■ TASK INSTRUCTIONS ■
All of the records below must be output exactly, with no pictures carried over.

■ STORED RECORDS ■

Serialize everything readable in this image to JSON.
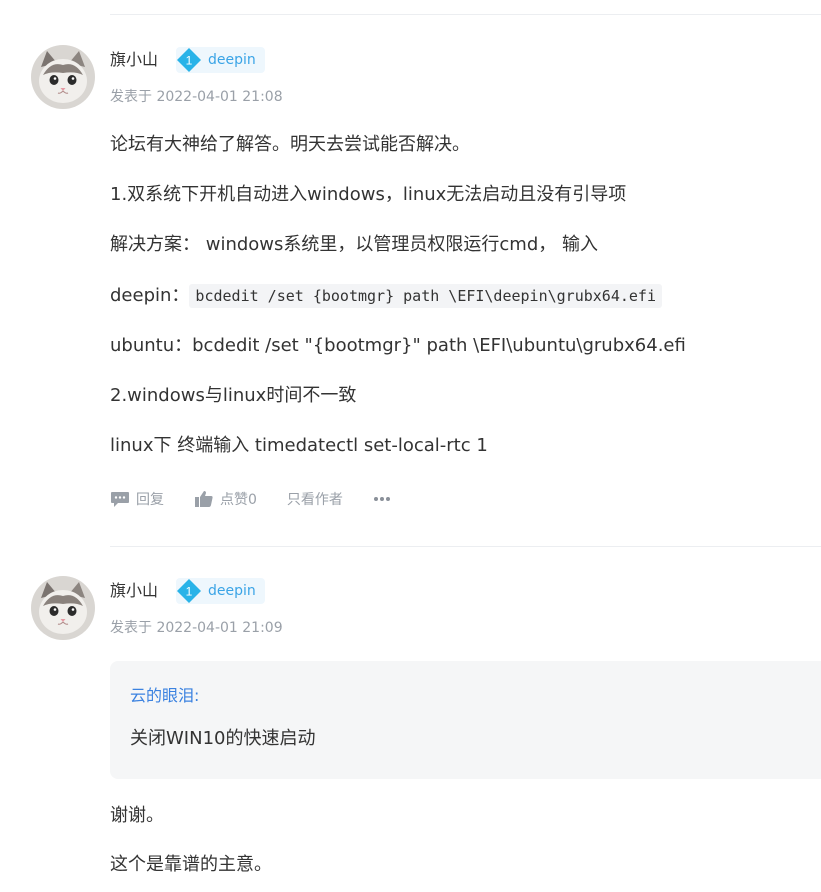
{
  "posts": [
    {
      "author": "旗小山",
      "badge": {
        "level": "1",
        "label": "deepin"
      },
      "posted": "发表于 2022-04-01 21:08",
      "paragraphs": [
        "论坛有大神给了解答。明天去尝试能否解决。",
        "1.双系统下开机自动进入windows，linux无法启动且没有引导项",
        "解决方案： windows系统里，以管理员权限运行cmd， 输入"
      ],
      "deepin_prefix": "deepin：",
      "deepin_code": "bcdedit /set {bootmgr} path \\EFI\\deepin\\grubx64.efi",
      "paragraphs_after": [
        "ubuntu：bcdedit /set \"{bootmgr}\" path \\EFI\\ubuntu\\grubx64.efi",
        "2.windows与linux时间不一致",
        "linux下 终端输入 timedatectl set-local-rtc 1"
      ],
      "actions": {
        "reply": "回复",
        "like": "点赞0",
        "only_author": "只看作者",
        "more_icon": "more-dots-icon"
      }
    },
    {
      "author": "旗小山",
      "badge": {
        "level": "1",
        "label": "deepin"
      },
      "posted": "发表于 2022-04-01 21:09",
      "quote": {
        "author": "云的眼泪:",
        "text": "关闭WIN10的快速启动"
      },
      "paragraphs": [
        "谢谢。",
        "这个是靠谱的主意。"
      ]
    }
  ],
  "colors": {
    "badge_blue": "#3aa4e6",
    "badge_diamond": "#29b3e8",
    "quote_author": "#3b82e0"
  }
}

■ SOLUTION TO THE EXERCISE ■
Serialize everything readable in this image to JSON.
{
  "posts": [
    {
      "author": "旗小山",
      "badge": {
        "level": "1",
        "label": "deepin"
      },
      "posted": "发表于 2022-04-01 21:08",
      "paragraphs": [
        "论坛有大神给了解答。明天去尝试能否解决。",
        "1.双系统下开机自动进入windows，linux无法启动且没有引导项",
        "解决方案： windows系统里，以管理员权限运行cmd， 输入"
      ],
      "deepin_prefix": "deepin：",
      "deepin_code": "bcdedit /set {bootmgr} path \\EFI\\deepin\\grubx64.efi",
      "paragraphs_after": [
        "ubuntu：bcdedit /set \"{bootmgr}\" path \\EFI\\ubuntu\\grubx64.efi",
        "2.windows与linux时间不一致",
        "linux下 终端输入 timedatectl set-local-rtc 1"
      ],
      "actions": {
        "reply": "回复",
        "like": "点赞0",
        "only_author": "只看作者",
        "more_icon": "more-dots-icon"
      }
    },
    {
      "author": "旗小山",
      "badge": {
        "level": "1",
        "label": "deepin"
      },
      "posted": "发表于 2022-04-01 21:09",
      "quote": {
        "author": "云的眼泪:",
        "text": "关闭WIN10的快速启动"
      },
      "paragraphs": [
        "谢谢。",
        "这个是靠谱的主意。"
      ]
    }
  ],
  "colors": {
    "badge_blue": "#3aa4e6",
    "badge_diamond": "#29b3e8",
    "quote_author": "#3b82e0"
  }
}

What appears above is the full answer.